→ **Exercise description**
Copy the data below exactly, omitting any picture it contains.

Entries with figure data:
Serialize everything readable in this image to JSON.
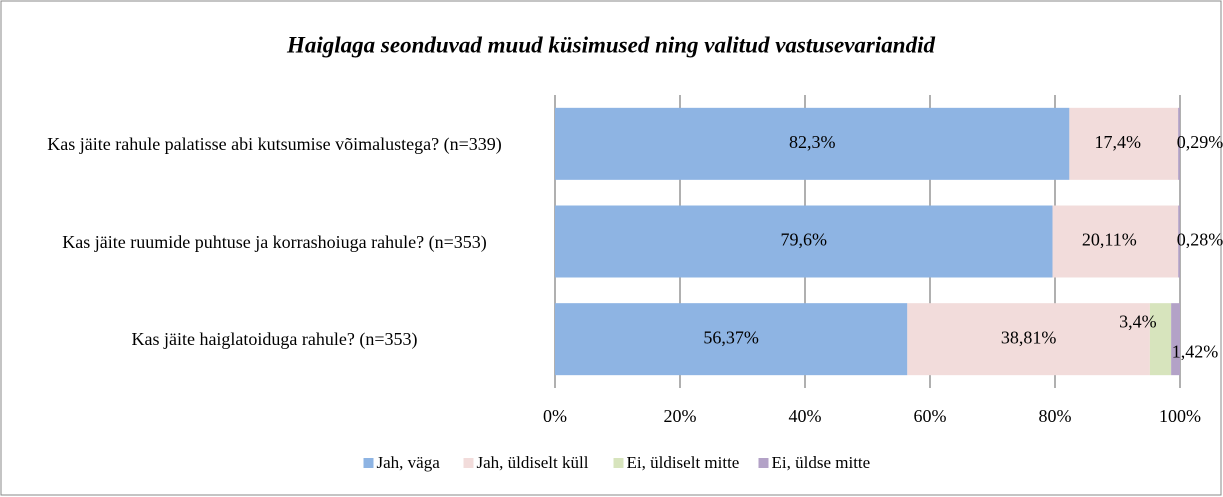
{
  "chart_data": {
    "type": "stacked-bar-horizontal",
    "title": "Haiglaga seonduvad muud küsimused ning valitud vastusevariandid",
    "categories": [
      "Kas jäite rahule palatisse abi kutsumise võimalustega? (n=339)",
      "Kas jäite ruumide puhtuse ja korrashoiuga rahule? (n=353)",
      "Kas jäite haiglatoiduga rahule? (n=353)"
    ],
    "series": [
      {
        "name": "Jah, väga",
        "color": "#8eb4e3",
        "values": [
          82.3,
          79.6,
          56.37
        ],
        "value_labels": [
          "82,3%",
          "79,6%",
          "56,37%"
        ]
      },
      {
        "name": "Jah, üldiselt küll",
        "color": "#f2dcdb",
        "values": [
          17.4,
          20.11,
          38.81
        ],
        "value_labels": [
          "17,4%",
          "20,11%",
          "38,81%"
        ]
      },
      {
        "name": "Ei, üldiselt mitte",
        "color": "#d7e4bd",
        "values": [
          0,
          0,
          3.4
        ],
        "value_labels": [
          null,
          null,
          "3,4%"
        ]
      },
      {
        "name": "Ei, üldse mitte",
        "color": "#b3a2c7",
        "values": [
          0.29,
          0.28,
          1.42
        ],
        "value_labels": [
          "0,29%",
          "0,28%",
          "1,42%"
        ]
      }
    ],
    "xlim": [
      0,
      100
    ],
    "xticks": [
      {
        "value": 0,
        "label": "0%"
      },
      {
        "value": 20,
        "label": "20%"
      },
      {
        "value": 40,
        "label": "40%"
      },
      {
        "value": 60,
        "label": "60%"
      },
      {
        "value": 80,
        "label": "80%"
      },
      {
        "value": 100,
        "label": "100%"
      }
    ],
    "grid": true,
    "legend": "bottom"
  }
}
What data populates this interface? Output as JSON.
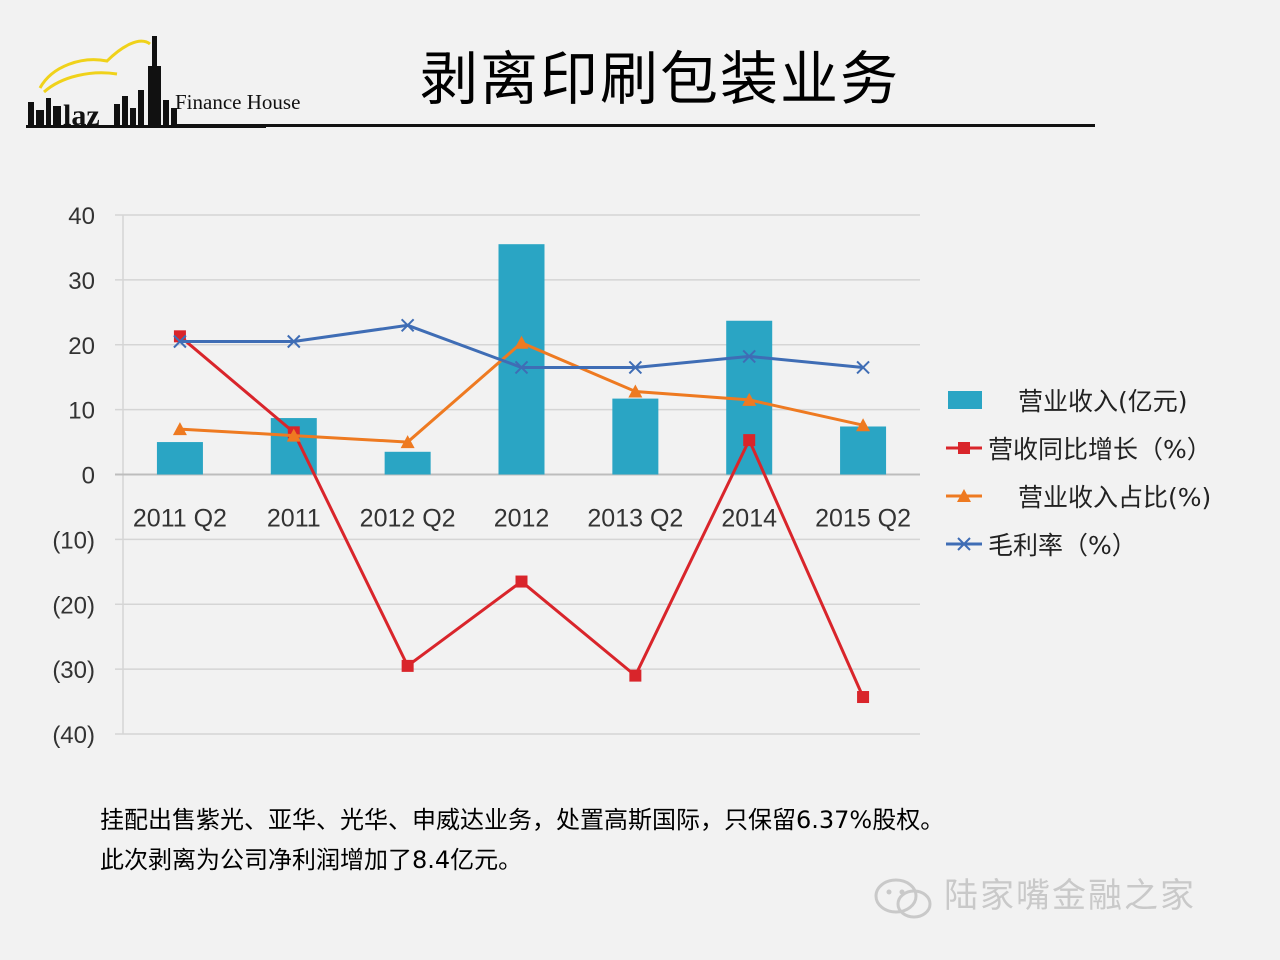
{
  "slide": {
    "logo_text": "Finance House",
    "title": "剥离印刷包装业务",
    "caption_lines": [
      "挂配出售紫光、亚华、光华、申威达业务，处置高斯国际，只保留6.37%股权。",
      "此次剥离为公司净利润增加了8.4亿元。"
    ],
    "watermark": "陆家嘴金融之家"
  },
  "chart_data": {
    "type": "bar",
    "title": "",
    "xlabel": "",
    "ylabel": "",
    "ylim": [
      -40,
      40
    ],
    "yticks": [
      "40",
      "30",
      "20",
      "10",
      "0",
      "(10)",
      "(20)",
      "(30)",
      "(40)"
    ],
    "yticks_values": [
      40,
      30,
      20,
      10,
      0,
      -10,
      -20,
      -30,
      -40
    ],
    "grid": true,
    "legend_position": "right",
    "categories": [
      "2011 Q2",
      "2011",
      "2012 Q2",
      "2012",
      "2013 Q2",
      "2014",
      "2015 Q2"
    ],
    "series": [
      {
        "name": "营业收入(亿元)",
        "type": "bar",
        "color": "#2aa5c4",
        "marker": "none",
        "values": [
          5,
          8.7,
          3.5,
          35.5,
          11.7,
          23.7,
          7.4
        ]
      },
      {
        "name": "营收同比增长（%）",
        "type": "line",
        "color": "#d9252b",
        "marker": "square",
        "values": [
          21.3,
          6.5,
          -29.5,
          -16.5,
          -31,
          5.3,
          -34.3
        ]
      },
      {
        "name": "营业收入占比(%)",
        "type": "line",
        "color": "#ee7a21",
        "marker": "triangle",
        "values": [
          7,
          6,
          5,
          20.3,
          12.8,
          11.5,
          7.6
        ]
      },
      {
        "name": "毛利率（%）",
        "type": "line",
        "color": "#3f6db5",
        "marker": "x",
        "values": [
          20.5,
          20.5,
          23,
          16.5,
          16.5,
          18.2,
          16.5
        ]
      }
    ]
  }
}
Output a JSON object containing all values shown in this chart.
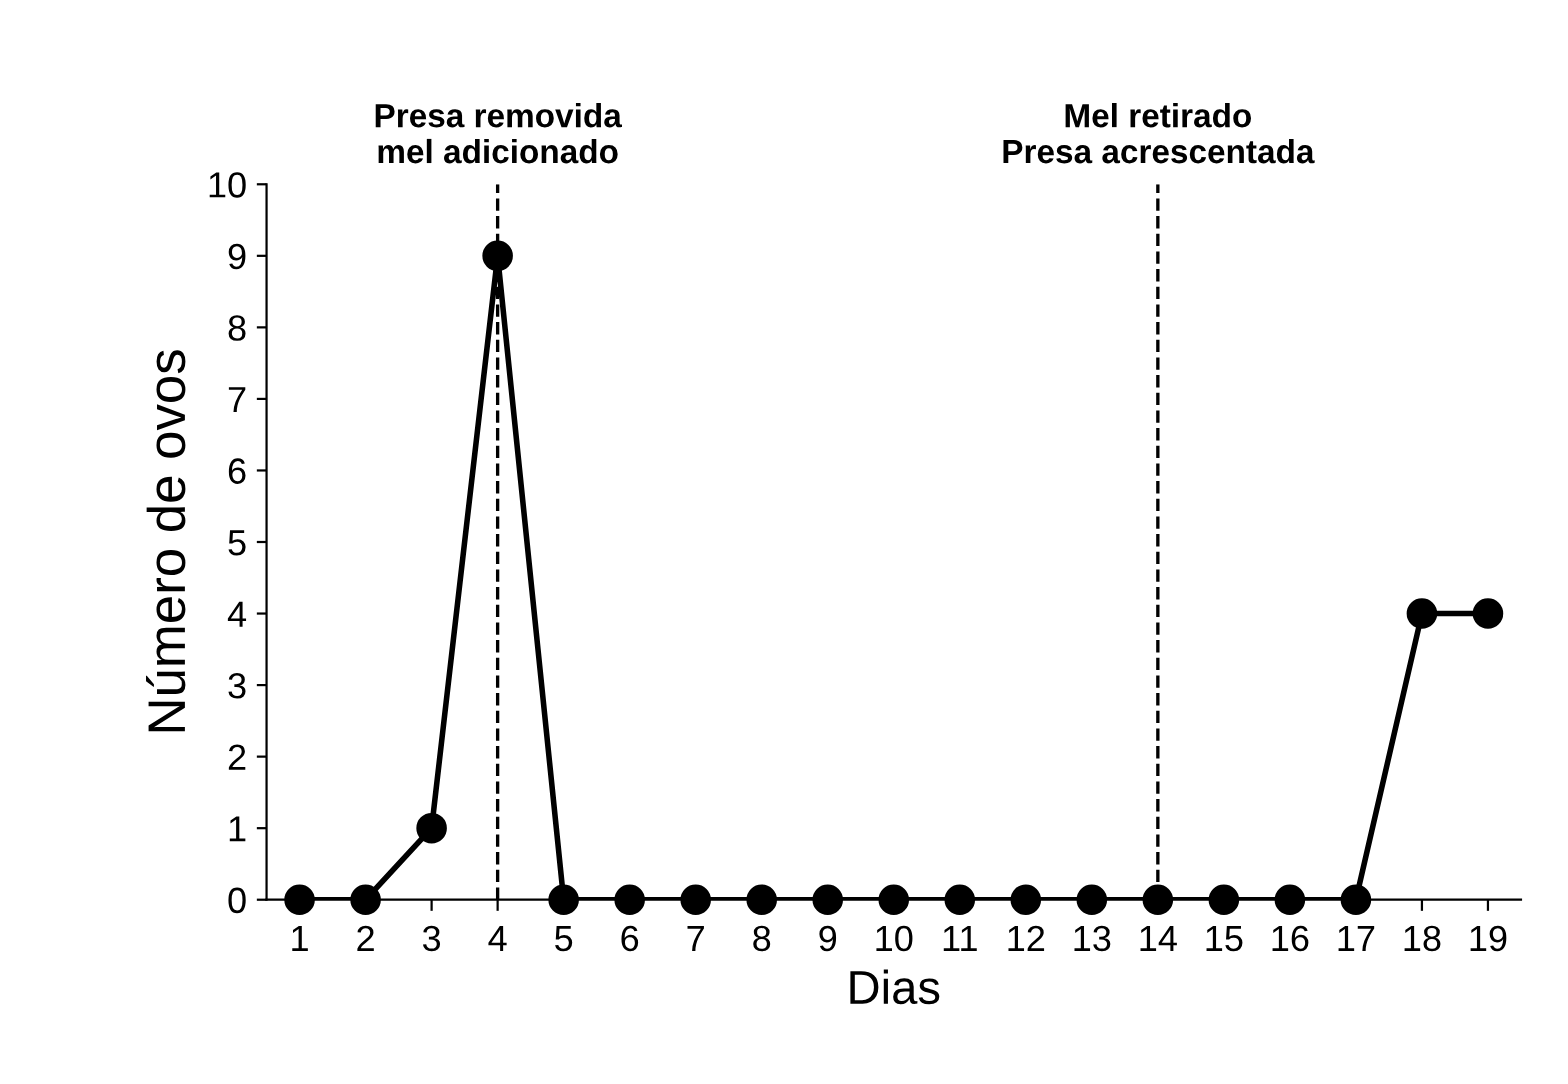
{
  "chart_data": {
    "type": "line",
    "xlabel": "Dias",
    "ylabel": "Número de ovos",
    "x": [
      1,
      2,
      3,
      4,
      5,
      6,
      7,
      8,
      9,
      10,
      11,
      12,
      13,
      14,
      15,
      16,
      17,
      18,
      19
    ],
    "series": [
      {
        "color": "#000000",
        "values": [
          0,
          0,
          1,
          9,
          0,
          0,
          0,
          0,
          0,
          0,
          0,
          0,
          0,
          0,
          0,
          0,
          0,
          4,
          4
        ]
      }
    ],
    "xlim": [
      0.5,
      19.5
    ],
    "xticks": [
      1,
      2,
      3,
      4,
      5,
      6,
      7,
      8,
      9,
      10,
      11,
      12,
      13,
      14,
      15,
      16,
      17,
      18,
      19
    ],
    "ylim": [
      0,
      10
    ],
    "yticks": [
      0,
      1,
      2,
      3,
      4,
      5,
      6,
      7,
      8,
      9,
      10
    ],
    "marker": "circle",
    "line_style": "solid",
    "grid": false,
    "legend": false,
    "ref_lines": [
      {
        "axis": "x",
        "value": 4,
        "label": "Presa removida\nmel adicionado",
        "color": "#000000",
        "line_style": "dashed"
      },
      {
        "axis": "x",
        "value": 14,
        "label": "Mel retirado\nPresa acrescentada",
        "color": "#000000",
        "line_style": "dashed"
      }
    ]
  }
}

→ **Reply to the exercise**
Serialize everything readable in this image to JSON.
{
  "chart_data": {
    "type": "stacked-bar-horizontal",
    "title": "Haiglaga seonduvad muud küsimused ning valitud vastusevariandid",
    "categories": [
      "Kas jäite rahule palatisse abi kutsumise võimalustega? (n=339)",
      "Kas jäite ruumide puhtuse ja korrashoiuga rahule? (n=353)",
      "Kas jäite haiglatoiduga rahule? (n=353)"
    ],
    "series": [
      {
        "name": "Jah, väga",
        "color": "#8eb4e3",
        "values": [
          82.3,
          79.6,
          56.37
        ],
        "value_labels": [
          "82,3%",
          "79,6%",
          "56,37%"
        ]
      },
      {
        "name": "Jah, üldiselt küll",
        "color": "#f2dcdb",
        "values": [
          17.4,
          20.11,
          38.81
        ],
        "value_labels": [
          "17,4%",
          "20,11%",
          "38,81%"
        ]
      },
      {
        "name": "Ei, üldiselt mitte",
        "color": "#d7e4bd",
        "values": [
          0,
          0,
          3.4
        ],
        "value_labels": [
          null,
          null,
          "3,4%"
        ]
      },
      {
        "name": "Ei, üldse mitte",
        "color": "#b3a2c7",
        "values": [
          0.29,
          0.28,
          1.42
        ],
        "value_labels": [
          "0,29%",
          "0,28%",
          "1,42%"
        ]
      }
    ],
    "xlim": [
      0,
      100
    ],
    "xticks": [
      {
        "value": 0,
        "label": "0%"
      },
      {
        "value": 20,
        "label": "20%"
      },
      {
        "value": 40,
        "label": "40%"
      },
      {
        "value": 60,
        "label": "60%"
      },
      {
        "value": 80,
        "label": "80%"
      },
      {
        "value": 100,
        "label": "100%"
      }
    ],
    "grid": true,
    "legend": "bottom"
  }
}
What data populates this interface? Output as JSON.
{
  "slide": {
    "logo_text": "Finance House",
    "title": "剥离印刷包装业务",
    "caption_lines": [
      "挂配出售紫光、亚华、光华、申威达业务，处置高斯国际，只保留6.37%股权。",
      "此次剥离为公司净利润增加了8.4亿元。"
    ],
    "watermark": "陆家嘴金融之家"
  },
  "chart_data": {
    "type": "bar",
    "title": "",
    "xlabel": "",
    "ylabel": "",
    "ylim": [
      -40,
      40
    ],
    "yticks": [
      "40",
      "30",
      "20",
      "10",
      "0",
      "(10)",
      "(20)",
      "(30)",
      "(40)"
    ],
    "yticks_values": [
      40,
      30,
      20,
      10,
      0,
      -10,
      -20,
      -30,
      -40
    ],
    "grid": true,
    "legend_position": "right",
    "categories": [
      "2011 Q2",
      "2011",
      "2012 Q2",
      "2012",
      "2013 Q2",
      "2014",
      "2015 Q2"
    ],
    "series": [
      {
        "name": "营业收入(亿元)",
        "type": "bar",
        "color": "#2aa5c4",
        "marker": "none",
        "values": [
          5,
          8.7,
          3.5,
          35.5,
          11.7,
          23.7,
          7.4
        ]
      },
      {
        "name": "营收同比增长（%）",
        "type": "line",
        "color": "#d9252b",
        "marker": "square",
        "values": [
          21.3,
          6.5,
          -29.5,
          -16.5,
          -31,
          5.3,
          -34.3
        ]
      },
      {
        "name": "营业收入占比(%)",
        "type": "line",
        "color": "#ee7a21",
        "marker": "triangle",
        "values": [
          7,
          6,
          5,
          20.3,
          12.8,
          11.5,
          7.6
        ]
      },
      {
        "name": "毛利率（%）",
        "type": "line",
        "color": "#3f6db5",
        "marker": "x",
        "values": [
          20.5,
          20.5,
          23,
          16.5,
          16.5,
          18.2,
          16.5
        ]
      }
    ]
  }
}
Output a JSON object containing all values shown in this chart.
{
  "chart_data": {
    "type": "line",
    "xlabel": "Dias",
    "ylabel": "Número de ovos",
    "x": [
      1,
      2,
      3,
      4,
      5,
      6,
      7,
      8,
      9,
      10,
      11,
      12,
      13,
      14,
      15,
      16,
      17,
      18,
      19
    ],
    "series": [
      {
        "color": "#000000",
        "values": [
          0,
          0,
          1,
          9,
          0,
          0,
          0,
          0,
          0,
          0,
          0,
          0,
          0,
          0,
          0,
          0,
          0,
          4,
          4
        ]
      }
    ],
    "xlim": [
      0.5,
      19.5
    ],
    "xticks": [
      1,
      2,
      3,
      4,
      5,
      6,
      7,
      8,
      9,
      10,
      11,
      12,
      13,
      14,
      15,
      16,
      17,
      18,
      19
    ],
    "ylim": [
      0,
      10
    ],
    "yticks": [
      0,
      1,
      2,
      3,
      4,
      5,
      6,
      7,
      8,
      9,
      10
    ],
    "marker": "circle",
    "line_style": "solid",
    "grid": false,
    "legend": false,
    "ref_lines": [
      {
        "axis": "x",
        "value": 4,
        "label": "Presa removida\nmel adicionado",
        "color": "#000000",
        "line_style": "dashed"
      },
      {
        "axis": "x",
        "value": 14,
        "label": "Mel retirado\nPresa acrescentada",
        "color": "#000000",
        "line_style": "dashed"
      }
    ]
  }
}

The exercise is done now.